= Exercise prompt =
Extract and list every line that contains the word "Prevalence".

--- BEGIN ---

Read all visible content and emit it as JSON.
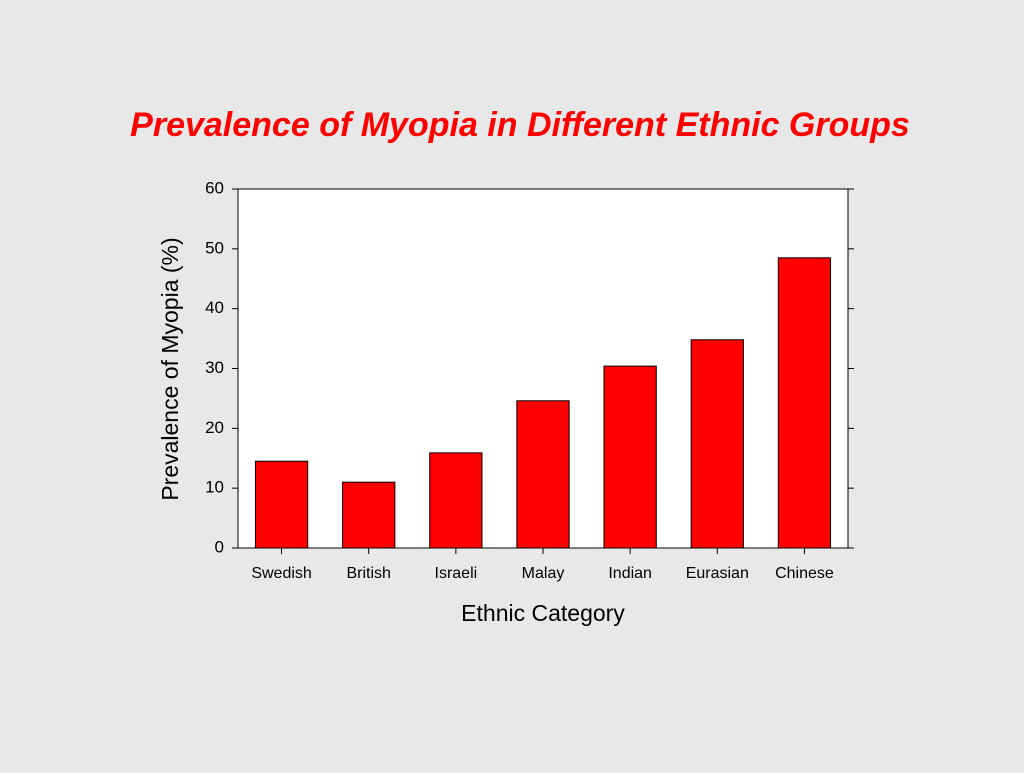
{
  "chart_data": {
    "type": "bar",
    "title": "Prevalence of Myopia in Different Ethnic Groups",
    "x_label": "Ethnic Category",
    "y_label": "Prevalence of Myopia (%)",
    "categories": [
      "Swedish",
      "British",
      "Israeli",
      "Malay",
      "Indian",
      "Eurasian",
      "Chinese"
    ],
    "values": [
      14.5,
      11.0,
      15.9,
      24.6,
      30.4,
      34.8,
      48.5
    ],
    "color": "#ff0000",
    "ylim": [
      0,
      60
    ],
    "yticks": [
      0,
      10,
      20,
      30,
      40,
      50,
      60
    ],
    "grid": false
  }
}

--- END ---

= Solution to this task =
    "title": "Prevalence of Myopia in Different Ethnic Groups",
    "y_label": "Prevalence of Myopia (%)",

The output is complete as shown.